(Records)

□ □ □ □ □

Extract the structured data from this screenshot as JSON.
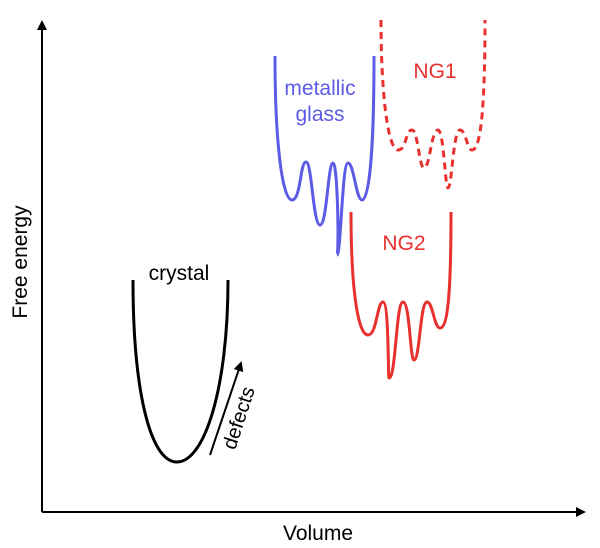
{
  "axes": {
    "x_label": "Volume",
    "y_label": "Free energy"
  },
  "curves": {
    "crystal": {
      "label": "crystal",
      "color": "#000000",
      "line": "solid"
    },
    "metallic_glass": {
      "label_line1": "metallic",
      "label_line2": "glass",
      "color": "#5b5be6",
      "line": "solid"
    },
    "ng1": {
      "label": "NG1",
      "color": "#e8312f",
      "line": "dashed"
    },
    "ng2": {
      "label": "NG2",
      "color": "#e8312f",
      "line": "solid"
    }
  },
  "annotations": {
    "defects": "defects"
  },
  "colors": {
    "axis": "#000000",
    "blue": "#5b5be6",
    "red": "#e8312f"
  }
}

□ □ □ □ □

◆ **Exercise description**:
Copy each line exactly, and leave the pictures out of your copy.

◆ **Written solution**:
Extract the structured data from this screenshot as JSON.
{
  "axes": {
    "x_label": "Volume",
    "y_label": "Free energy"
  },
  "curves": {
    "crystal": {
      "label": "crystal",
      "color": "#000000",
      "line": "solid"
    },
    "metallic_glass": {
      "label_line1": "metallic",
      "label_line2": "glass",
      "color": "#5b5be6",
      "line": "solid"
    },
    "ng1": {
      "label": "NG1",
      "color": "#e8312f",
      "line": "dashed"
    },
    "ng2": {
      "label": "NG2",
      "color": "#e8312f",
      "line": "solid"
    }
  },
  "annotations": {
    "defects": "defects"
  },
  "colors": {
    "axis": "#000000",
    "blue": "#5b5be6",
    "red": "#e8312f"
  }
}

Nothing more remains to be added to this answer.